▸ Dataset extract:
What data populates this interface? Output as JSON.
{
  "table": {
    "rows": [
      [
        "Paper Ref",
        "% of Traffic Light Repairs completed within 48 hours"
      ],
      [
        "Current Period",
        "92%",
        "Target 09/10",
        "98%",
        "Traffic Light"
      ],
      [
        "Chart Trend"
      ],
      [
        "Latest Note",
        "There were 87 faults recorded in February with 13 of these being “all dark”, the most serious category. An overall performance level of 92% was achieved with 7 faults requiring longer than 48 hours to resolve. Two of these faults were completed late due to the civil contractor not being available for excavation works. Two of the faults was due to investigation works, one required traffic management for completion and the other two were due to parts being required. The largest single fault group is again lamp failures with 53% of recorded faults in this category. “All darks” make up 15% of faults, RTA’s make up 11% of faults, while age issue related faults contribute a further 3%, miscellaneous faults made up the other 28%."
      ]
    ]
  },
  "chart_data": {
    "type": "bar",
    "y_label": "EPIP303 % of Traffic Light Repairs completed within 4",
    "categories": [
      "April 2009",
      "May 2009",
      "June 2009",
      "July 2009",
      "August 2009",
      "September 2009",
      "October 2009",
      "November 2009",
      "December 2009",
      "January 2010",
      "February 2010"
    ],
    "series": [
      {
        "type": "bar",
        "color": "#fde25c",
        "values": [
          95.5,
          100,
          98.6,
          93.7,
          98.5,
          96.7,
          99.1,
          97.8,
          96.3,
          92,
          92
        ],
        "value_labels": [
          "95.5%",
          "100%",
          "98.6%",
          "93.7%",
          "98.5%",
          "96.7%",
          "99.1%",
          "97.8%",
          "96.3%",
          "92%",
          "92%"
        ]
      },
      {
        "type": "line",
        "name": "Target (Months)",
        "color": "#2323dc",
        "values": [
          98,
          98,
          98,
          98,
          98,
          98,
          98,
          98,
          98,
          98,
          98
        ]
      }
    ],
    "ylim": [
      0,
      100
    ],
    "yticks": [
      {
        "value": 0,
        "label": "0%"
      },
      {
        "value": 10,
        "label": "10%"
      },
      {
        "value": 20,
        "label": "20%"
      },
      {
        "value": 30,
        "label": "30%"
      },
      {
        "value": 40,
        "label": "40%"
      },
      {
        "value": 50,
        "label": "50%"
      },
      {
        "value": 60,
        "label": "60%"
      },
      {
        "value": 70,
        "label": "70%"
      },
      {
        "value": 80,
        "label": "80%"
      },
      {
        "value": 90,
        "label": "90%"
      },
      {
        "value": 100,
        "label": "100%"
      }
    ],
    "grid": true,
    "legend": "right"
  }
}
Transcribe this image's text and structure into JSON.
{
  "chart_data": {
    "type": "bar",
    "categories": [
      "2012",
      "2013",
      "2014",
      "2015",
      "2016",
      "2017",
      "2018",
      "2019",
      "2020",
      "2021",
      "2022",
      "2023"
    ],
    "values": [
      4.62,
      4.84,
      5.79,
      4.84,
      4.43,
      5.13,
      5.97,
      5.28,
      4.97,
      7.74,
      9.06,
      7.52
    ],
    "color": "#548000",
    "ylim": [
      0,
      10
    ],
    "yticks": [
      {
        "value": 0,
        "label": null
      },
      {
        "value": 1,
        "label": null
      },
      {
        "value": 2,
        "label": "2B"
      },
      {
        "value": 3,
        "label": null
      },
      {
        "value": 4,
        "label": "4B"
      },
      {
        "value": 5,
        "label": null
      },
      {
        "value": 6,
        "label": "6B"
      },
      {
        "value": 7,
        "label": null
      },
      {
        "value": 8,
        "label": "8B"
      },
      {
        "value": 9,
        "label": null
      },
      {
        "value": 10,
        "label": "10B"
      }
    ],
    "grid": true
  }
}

▸ Direction: Exactly reproduce all of the entries.

▸ Task response:
What data populates this interface? Output as JSON.
{
  "table": {
    "rows": [
      [
        "Paper Ref",
        "% of Traffic Light Repairs completed within 48 hours"
      ],
      [
        "Current Period",
        "92%",
        "Target 09/10",
        "98%",
        "Traffic Light"
      ],
      [
        "Chart Trend"
      ],
      [
        "Latest Note",
        "There were 87 faults recorded in February with 13 of these being “all dark”, the most serious category. An overall performance level of 92% was achieved with 7 faults requiring longer than 48 hours to resolve. Two of these faults were completed late due to the civil contractor not being available for excavation works. Two of the faults was due to investigation works, one required traffic management for completion and the other two were due to parts being required. The largest single fault group is again lamp failures with 53% of recorded faults in this category. “All darks” make up 15% of faults, RTA’s make up 11% of faults, while age issue related faults contribute a further 3%, miscellaneous faults made up the other 28%."
      ]
    ]
  },
  "chart_data": {
    "type": "bar",
    "y_label": "EPIP303 % of Traffic Light Repairs completed within 4",
    "categories": [
      "April 2009",
      "May 2009",
      "June 2009",
      "July 2009",
      "August 2009",
      "September 2009",
      "October 2009",
      "November 2009",
      "December 2009",
      "January 2010",
      "February 2010"
    ],
    "series": [
      {
        "type": "bar",
        "color": "#fde25c",
        "values": [
          95.5,
          100,
          98.6,
          93.7,
          98.5,
          96.7,
          99.1,
          97.8,
          96.3,
          92,
          92
        ],
        "value_labels": [
          "95.5%",
          "100%",
          "98.6%",
          "93.7%",
          "98.5%",
          "96.7%",
          "99.1%",
          "97.8%",
          "96.3%",
          "92%",
          "92%"
        ]
      },
      {
        "type": "line",
        "name": "Target (Months)",
        "color": "#2323dc",
        "values": [
          98,
          98,
          98,
          98,
          98,
          98,
          98,
          98,
          98,
          98,
          98
        ]
      }
    ],
    "ylim": [
      0,
      100
    ],
    "yticks": [
      {
        "value": 0,
        "label": "0%"
      },
      {
        "value": 10,
        "label": "10%"
      },
      {
        "value": 20,
        "label": "20%"
      },
      {
        "value": 30,
        "label": "30%"
      },
      {
        "value": 40,
        "label": "40%"
      },
      {
        "value": 50,
        "label": "50%"
      },
      {
        "value": 60,
        "label": "60%"
      },
      {
        "value": 70,
        "label": "70%"
      },
      {
        "value": 80,
        "label": "80%"
      },
      {
        "value": 90,
        "label": "90%"
      },
      {
        "value": 100,
        "label": "100%"
      }
    ],
    "grid": true,
    "legend": "right"
  }
}
Transcribe this image's text and structure into JSON.
{
  "chart_data": {
    "type": "bar",
    "categories": [
      "2012",
      "2013",
      "2014",
      "2015",
      "2016",
      "2017",
      "2018",
      "2019",
      "2020",
      "2021",
      "2022",
      "2023"
    ],
    "values": [
      4.62,
      4.84,
      5.79,
      4.84,
      4.43,
      5.13,
      5.97,
      5.28,
      4.97,
      7.74,
      9.06,
      7.52
    ],
    "color": "#548000",
    "ylim": [
      0,
      10
    ],
    "yticks": [
      {
        "value": 0,
        "label": null
      },
      {
        "value": 1,
        "label": null
      },
      {
        "value": 2,
        "label": "2B"
      },
      {
        "value": 3,
        "label": null
      },
      {
        "value": 4,
        "label": "4B"
      },
      {
        "value": 5,
        "label": null
      },
      {
        "value": 6,
        "label": "6B"
      },
      {
        "value": 7,
        "label": null
      },
      {
        "value": 8,
        "label": "8B"
      },
      {
        "value": 9,
        "label": null
      },
      {
        "value": 10,
        "label": "10B"
      }
    ],
    "grid": true
  }
}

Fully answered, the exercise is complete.